- Given problem:
Write the data out again, character for character, with no images.

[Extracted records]
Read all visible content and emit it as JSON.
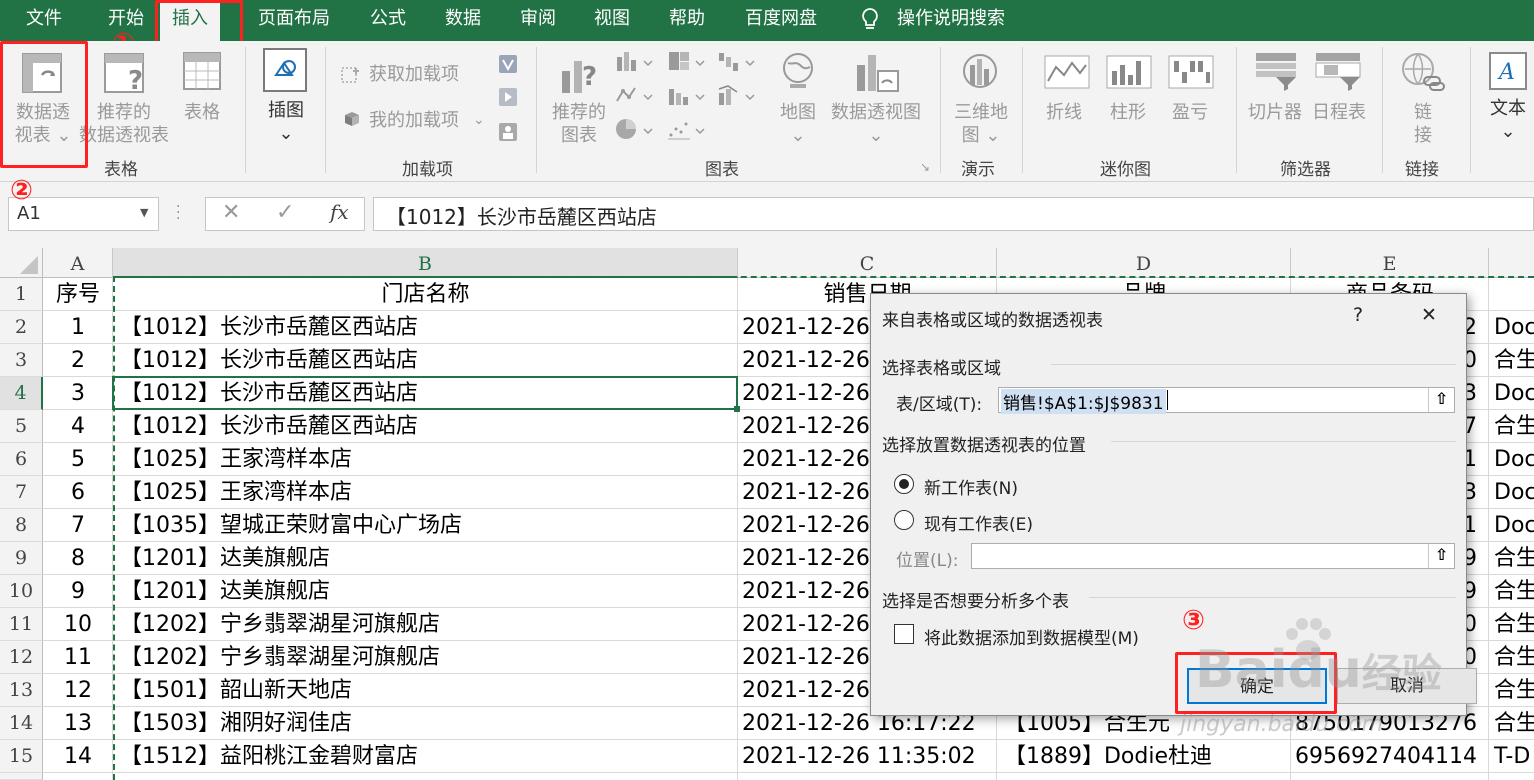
{
  "menu": {
    "tabs": [
      "文件",
      "开始",
      "插入",
      "页面布局",
      "公式",
      "数据",
      "审阅",
      "视图",
      "帮助",
      "百度网盘"
    ],
    "search": "操作说明搜索"
  },
  "ribbon": {
    "table_group": {
      "pivot": [
        "数据透",
        "视表"
      ],
      "recommended": [
        "推荐的",
        "数据透视表"
      ],
      "table": "表格",
      "label": "表格"
    },
    "illus": {
      "label": [
        "插图"
      ]
    },
    "addins": {
      "get": "获取加载项",
      "mine": "我的加载项",
      "label": "加载项"
    },
    "charts": {
      "recommended": [
        "推荐的",
        "图表"
      ],
      "map": "地图",
      "pivotchart": "数据透视图",
      "label": "图表"
    },
    "tours": {
      "map3d": [
        "三维地",
        "图"
      ],
      "label": "演示"
    },
    "sparklines": {
      "line": "折线",
      "column": "柱形",
      "winloss": "盈亏",
      "label": "迷你图"
    },
    "filters": {
      "slicer": "切片器",
      "timeline": "日程表",
      "label": "筛选器"
    },
    "links": {
      "link": [
        "链",
        "接"
      ],
      "label": "链接"
    },
    "text": {
      "label": "文本"
    }
  },
  "annotations": {
    "c1": "①",
    "c2": "②",
    "c3": "③"
  },
  "formula": {
    "name_box": "A1",
    "fx": "fx",
    "content": "【1012】长沙市岳麓区西站店"
  },
  "columns": [
    "A",
    "B",
    "C",
    "D",
    "E"
  ],
  "header_row": {
    "a": "序号",
    "b": "门店名称",
    "c": "销售日期",
    "d": "品牌",
    "e": "商品条码"
  },
  "rows": [
    {
      "n": "2",
      "a": "1",
      "b": "【1012】长沙市岳麓区西站店",
      "c": "2021-12-26",
      "e": "2",
      "f": "Doc"
    },
    {
      "n": "3",
      "a": "2",
      "b": "【1012】长沙市岳麓区西站店",
      "c": "2021-12-26",
      "e": "0",
      "f": "合生"
    },
    {
      "n": "4",
      "a": "3",
      "b": "【1012】长沙市岳麓区西站店",
      "c": "2021-12-26",
      "e": "3",
      "f": "Doc"
    },
    {
      "n": "5",
      "a": "4",
      "b": "【1012】长沙市岳麓区西站店",
      "c": "2021-12-26",
      "e": "7",
      "f": "合生"
    },
    {
      "n": "6",
      "a": "5",
      "b": "【1025】王家湾样本店",
      "c": "2021-12-26",
      "e": "1",
      "f": "Doc"
    },
    {
      "n": "7",
      "a": "6",
      "b": "【1025】王家湾样本店",
      "c": "2021-12-26",
      "e": "3",
      "f": "Doc"
    },
    {
      "n": "8",
      "a": "7",
      "b": "【1035】望城正荣财富中心广场店",
      "c": "2021-12-26",
      "e": "1",
      "f": "Doc"
    },
    {
      "n": "9",
      "a": "8",
      "b": "【1201】达美旗舰店",
      "c": "2021-12-26",
      "e": "9",
      "f": "合生"
    },
    {
      "n": "10",
      "a": "9",
      "b": "【1201】达美旗舰店",
      "c": "2021-12-26",
      "e": "9",
      "f": "合生"
    },
    {
      "n": "11",
      "a": "10",
      "b": "【1202】宁乡翡翠湖星河旗舰店",
      "c": "2021-12-26",
      "e": "0",
      "f": "合生"
    },
    {
      "n": "12",
      "a": "11",
      "b": "【1202】宁乡翡翠湖星河旗舰店",
      "c": "2021-12-26",
      "e": "0",
      "f": "合生"
    },
    {
      "n": "13",
      "a": "12",
      "b": "【1501】韶山新天地店",
      "c": "2021-12-26",
      "e": "4",
      "f": "合生"
    },
    {
      "n": "14",
      "a": "13",
      "b": "【1503】湘阴好润佳店",
      "c": "2021-12-26 16:17:22",
      "d": "【1005】合生元",
      "e": "8750179013276",
      "f": "合生"
    },
    {
      "n": "15",
      "a": "14",
      "b": "【1512】益阳桃江金碧财富店",
      "c": "2021-12-26 11:35:02",
      "d": "【1889】Dodie杜迪",
      "e": "6956927404114",
      "f": "T-D"
    }
  ],
  "dialog": {
    "title": "来自表格或区域的数据透视表",
    "help": "?",
    "close": "✕",
    "sec1": "选择表格或区域",
    "range_label": "表/区域(T):",
    "range_value": "销售!$A$1:$J$9831",
    "sec2": "选择放置数据透视表的位置",
    "opt_new": "新工作表(N)",
    "opt_existing": "现有工作表(E)",
    "location_label": "位置(L):",
    "sec3": "选择是否想要分析多个表",
    "checkbox_label": "将此数据添加到数据模型(M)",
    "ok": "确定",
    "cancel": "取消"
  },
  "watermark": {
    "brand": "Baidu",
    "jingyan": "经验",
    "url": "jingyan.baidu.com"
  }
}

- Task output:
Read all visible content and emit it as JSON.
{
  "menu": {
    "tabs": [
      "文件",
      "开始",
      "插入",
      "页面布局",
      "公式",
      "数据",
      "审阅",
      "视图",
      "帮助",
      "百度网盘"
    ],
    "search": "操作说明搜索"
  },
  "ribbon": {
    "table_group": {
      "pivot": [
        "数据透",
        "视表"
      ],
      "recommended": [
        "推荐的",
        "数据透视表"
      ],
      "table": "表格",
      "label": "表格"
    },
    "illus": {
      "label": [
        "插图"
      ]
    },
    "addins": {
      "get": "获取加载项",
      "mine": "我的加载项",
      "label": "加载项"
    },
    "charts": {
      "recommended": [
        "推荐的",
        "图表"
      ],
      "map": "地图",
      "pivotchart": "数据透视图",
      "label": "图表"
    },
    "tours": {
      "map3d": [
        "三维地",
        "图"
      ],
      "label": "演示"
    },
    "sparklines": {
      "line": "折线",
      "column": "柱形",
      "winloss": "盈亏",
      "label": "迷你图"
    },
    "filters": {
      "slicer": "切片器",
      "timeline": "日程表",
      "label": "筛选器"
    },
    "links": {
      "link": [
        "链",
        "接"
      ],
      "label": "链接"
    },
    "text": {
      "label": "文本"
    }
  },
  "annotations": {
    "c1": "①",
    "c2": "②",
    "c3": "③"
  },
  "formula": {
    "name_box": "A1",
    "fx": "fx",
    "content": "【1012】长沙市岳麓区西站店"
  },
  "columns": [
    "A",
    "B",
    "C",
    "D",
    "E"
  ],
  "header_row": {
    "a": "序号",
    "b": "门店名称",
    "c": "销售日期",
    "d": "品牌",
    "e": "商品条码"
  },
  "rows": [
    {
      "n": "2",
      "a": "1",
      "b": "【1012】长沙市岳麓区西站店",
      "c": "2021-12-26",
      "e": "2",
      "f": "Doc"
    },
    {
      "n": "3",
      "a": "2",
      "b": "【1012】长沙市岳麓区西站店",
      "c": "2021-12-26",
      "e": "0",
      "f": "合生"
    },
    {
      "n": "4",
      "a": "3",
      "b": "【1012】长沙市岳麓区西站店",
      "c": "2021-12-26",
      "e": "3",
      "f": "Doc"
    },
    {
      "n": "5",
      "a": "4",
      "b": "【1012】长沙市岳麓区西站店",
      "c": "2021-12-26",
      "e": "7",
      "f": "合生"
    },
    {
      "n": "6",
      "a": "5",
      "b": "【1025】王家湾样本店",
      "c": "2021-12-26",
      "e": "1",
      "f": "Doc"
    },
    {
      "n": "7",
      "a": "6",
      "b": "【1025】王家湾样本店",
      "c": "2021-12-26",
      "e": "3",
      "f": "Doc"
    },
    {
      "n": "8",
      "a": "7",
      "b": "【1035】望城正荣财富中心广场店",
      "c": "2021-12-26",
      "e": "1",
      "f": "Doc"
    },
    {
      "n": "9",
      "a": "8",
      "b": "【1201】达美旗舰店",
      "c": "2021-12-26",
      "e": "9",
      "f": "合生"
    },
    {
      "n": "10",
      "a": "9",
      "b": "【1201】达美旗舰店",
      "c": "2021-12-26",
      "e": "9",
      "f": "合生"
    },
    {
      "n": "11",
      "a": "10",
      "b": "【1202】宁乡翡翠湖星河旗舰店",
      "c": "2021-12-26",
      "e": "0",
      "f": "合生"
    },
    {
      "n": "12",
      "a": "11",
      "b": "【1202】宁乡翡翠湖星河旗舰店",
      "c": "2021-12-26",
      "e": "0",
      "f": "合生"
    },
    {
      "n": "13",
      "a": "12",
      "b": "【1501】韶山新天地店",
      "c": "2021-12-26",
      "e": "4",
      "f": "合生"
    },
    {
      "n": "14",
      "a": "13",
      "b": "【1503】湘阴好润佳店",
      "c": "2021-12-26 16:17:22",
      "d": "【1005】合生元",
      "e": "8750179013276",
      "f": "合生"
    },
    {
      "n": "15",
      "a": "14",
      "b": "【1512】益阳桃江金碧财富店",
      "c": "2021-12-26 11:35:02",
      "d": "【1889】Dodie杜迪",
      "e": "6956927404114",
      "f": "T-D"
    }
  ],
  "dialog": {
    "title": "来自表格或区域的数据透视表",
    "help": "?",
    "close": "✕",
    "sec1": "选择表格或区域",
    "range_label": "表/区域(T):",
    "range_value": "销售!$A$1:$J$9831",
    "sec2": "选择放置数据透视表的位置",
    "opt_new": "新工作表(N)",
    "opt_existing": "现有工作表(E)",
    "location_label": "位置(L):",
    "sec3": "选择是否想要分析多个表",
    "checkbox_label": "将此数据添加到数据模型(M)",
    "ok": "确定",
    "cancel": "取消"
  },
  "watermark": {
    "brand": "Baidu",
    "jingyan": "经验",
    "url": "jingyan.baidu.com"
  }
}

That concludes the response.